> **DOCUMENT EXCERPT**
Introduction
Our proposed project will apply various deep learning methods (CNNs, RNNs, Translation Blocks) to analyze system logs (human readable format print statement) to predict failure in critical systems before they happen. We plan on using an open-source library that contains logs which record important runtime information for system troubleshooting and behavior understanding; the extensivity/volume of these logs suggest that deep learning-based solutions may be beneficial in detecting these anomalies. As a part of our initial research, we have discovered the following paper (Deep Learning-based System Log Analysis for Anomaly Detection https://arxiv.org/abs/2107.05908?context=cs.LG) and the following implementation (https://github.com/logpai/deep-loglizer) to explore further as we commence our project. Ultimately, we plan to make a general purpose framework that is capable of handling different logs (i.e. is not domain specific) in order to predict production issues/anomalies and to convert binary classification (employed in the paper) to multi-class classification. We plan for our model to output a dashboard that employs graphics (maps, graphs, matrices, etc.) that reveals information that has been discovered about the logs in a user-friendly manner. As a stretch goal, we also aspire to explore the possibility of integrating NLP to this model.

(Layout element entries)
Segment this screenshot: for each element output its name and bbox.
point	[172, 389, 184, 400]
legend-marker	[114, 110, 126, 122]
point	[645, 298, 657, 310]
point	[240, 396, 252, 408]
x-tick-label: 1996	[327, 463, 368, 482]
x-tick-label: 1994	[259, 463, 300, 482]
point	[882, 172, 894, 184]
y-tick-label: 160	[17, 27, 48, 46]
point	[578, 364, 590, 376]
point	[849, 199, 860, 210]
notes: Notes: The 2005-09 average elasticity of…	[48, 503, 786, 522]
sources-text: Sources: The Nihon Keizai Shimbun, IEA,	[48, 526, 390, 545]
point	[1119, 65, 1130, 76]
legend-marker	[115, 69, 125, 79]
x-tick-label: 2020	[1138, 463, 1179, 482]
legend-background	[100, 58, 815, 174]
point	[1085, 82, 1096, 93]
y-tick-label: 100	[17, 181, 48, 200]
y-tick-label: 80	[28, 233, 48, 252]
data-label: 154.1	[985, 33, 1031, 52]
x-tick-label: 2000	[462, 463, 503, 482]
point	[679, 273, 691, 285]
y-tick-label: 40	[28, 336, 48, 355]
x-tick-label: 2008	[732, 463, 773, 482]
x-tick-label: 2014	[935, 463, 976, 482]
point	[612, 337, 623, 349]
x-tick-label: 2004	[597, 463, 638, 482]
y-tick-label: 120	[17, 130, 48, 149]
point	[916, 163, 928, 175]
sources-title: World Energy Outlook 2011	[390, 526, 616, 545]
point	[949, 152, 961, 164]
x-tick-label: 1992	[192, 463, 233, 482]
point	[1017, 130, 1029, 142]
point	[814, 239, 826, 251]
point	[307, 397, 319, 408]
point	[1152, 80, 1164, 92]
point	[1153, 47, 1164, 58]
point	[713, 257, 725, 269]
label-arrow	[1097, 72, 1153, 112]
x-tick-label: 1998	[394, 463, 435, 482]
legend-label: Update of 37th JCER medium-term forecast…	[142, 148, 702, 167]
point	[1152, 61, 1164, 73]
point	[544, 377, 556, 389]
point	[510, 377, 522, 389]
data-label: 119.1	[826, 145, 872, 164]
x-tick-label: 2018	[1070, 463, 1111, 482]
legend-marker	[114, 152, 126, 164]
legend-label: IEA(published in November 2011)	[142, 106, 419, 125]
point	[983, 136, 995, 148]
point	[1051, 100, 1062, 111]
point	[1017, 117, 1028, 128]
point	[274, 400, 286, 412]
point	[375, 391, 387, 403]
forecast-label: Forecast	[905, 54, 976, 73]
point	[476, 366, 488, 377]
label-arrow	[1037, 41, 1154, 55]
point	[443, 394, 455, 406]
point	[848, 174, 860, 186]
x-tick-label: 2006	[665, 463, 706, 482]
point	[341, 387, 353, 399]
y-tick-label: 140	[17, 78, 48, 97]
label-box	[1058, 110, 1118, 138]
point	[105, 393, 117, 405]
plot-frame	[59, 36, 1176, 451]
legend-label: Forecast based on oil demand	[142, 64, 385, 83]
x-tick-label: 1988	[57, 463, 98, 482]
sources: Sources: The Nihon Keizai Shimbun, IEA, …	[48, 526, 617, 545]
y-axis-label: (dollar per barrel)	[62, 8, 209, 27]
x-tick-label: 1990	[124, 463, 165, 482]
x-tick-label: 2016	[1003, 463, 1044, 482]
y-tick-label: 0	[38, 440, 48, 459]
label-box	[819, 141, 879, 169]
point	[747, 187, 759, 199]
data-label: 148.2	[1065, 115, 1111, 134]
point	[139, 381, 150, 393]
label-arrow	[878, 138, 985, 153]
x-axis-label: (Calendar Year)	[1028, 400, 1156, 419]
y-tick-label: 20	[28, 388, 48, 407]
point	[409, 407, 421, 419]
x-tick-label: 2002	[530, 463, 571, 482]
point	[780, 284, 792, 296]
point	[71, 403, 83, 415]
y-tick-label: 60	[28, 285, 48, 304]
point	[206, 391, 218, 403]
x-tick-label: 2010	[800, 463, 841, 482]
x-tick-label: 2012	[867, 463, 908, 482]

> **TASK REQUIREMENTS**
From the project introduction, list the deep learning methods that the proposed project plans to apply to system logs.

> **SOLUTION BELOW**
CNNs, RNNs, Translation Blocks